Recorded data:
--- start ---
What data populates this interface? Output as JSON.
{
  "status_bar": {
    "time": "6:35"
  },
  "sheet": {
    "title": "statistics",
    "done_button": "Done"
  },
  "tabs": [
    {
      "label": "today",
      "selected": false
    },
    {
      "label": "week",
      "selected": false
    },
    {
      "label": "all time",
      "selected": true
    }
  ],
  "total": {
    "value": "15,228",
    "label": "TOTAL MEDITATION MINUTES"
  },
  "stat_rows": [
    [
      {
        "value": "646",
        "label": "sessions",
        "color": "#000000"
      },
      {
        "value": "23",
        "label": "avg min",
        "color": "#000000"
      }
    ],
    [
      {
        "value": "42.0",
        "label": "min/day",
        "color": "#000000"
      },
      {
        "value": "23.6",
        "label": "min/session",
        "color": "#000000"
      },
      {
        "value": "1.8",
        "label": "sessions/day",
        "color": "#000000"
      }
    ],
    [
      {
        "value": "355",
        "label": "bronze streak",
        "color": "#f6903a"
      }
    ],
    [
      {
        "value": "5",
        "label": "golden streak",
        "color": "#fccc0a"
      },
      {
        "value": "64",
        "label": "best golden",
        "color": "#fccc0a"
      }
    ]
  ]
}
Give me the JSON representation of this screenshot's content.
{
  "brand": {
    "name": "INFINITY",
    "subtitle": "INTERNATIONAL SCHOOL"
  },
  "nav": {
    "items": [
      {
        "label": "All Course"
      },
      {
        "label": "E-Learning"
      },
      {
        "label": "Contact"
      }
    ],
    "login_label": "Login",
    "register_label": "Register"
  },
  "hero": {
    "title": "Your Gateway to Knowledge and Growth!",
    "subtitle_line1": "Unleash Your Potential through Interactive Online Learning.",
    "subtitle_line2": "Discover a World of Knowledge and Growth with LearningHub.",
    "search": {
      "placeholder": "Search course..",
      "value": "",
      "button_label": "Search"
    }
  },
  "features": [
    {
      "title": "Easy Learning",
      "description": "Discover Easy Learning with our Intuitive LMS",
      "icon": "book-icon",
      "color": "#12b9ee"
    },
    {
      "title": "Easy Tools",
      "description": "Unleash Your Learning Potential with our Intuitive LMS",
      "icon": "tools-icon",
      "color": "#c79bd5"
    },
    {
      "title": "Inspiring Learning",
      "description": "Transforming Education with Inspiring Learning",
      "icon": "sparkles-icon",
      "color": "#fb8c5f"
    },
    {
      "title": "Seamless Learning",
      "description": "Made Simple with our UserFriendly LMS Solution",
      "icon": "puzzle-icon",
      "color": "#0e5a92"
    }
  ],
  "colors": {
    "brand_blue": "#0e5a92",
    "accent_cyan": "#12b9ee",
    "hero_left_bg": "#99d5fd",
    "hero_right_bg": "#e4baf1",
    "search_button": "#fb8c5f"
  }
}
--- end ---
| WORK REQUIRED |
State the number of lines in this listing that contain the string "Intuitive", and add nothing else.

| FINISHED ANSWER |
2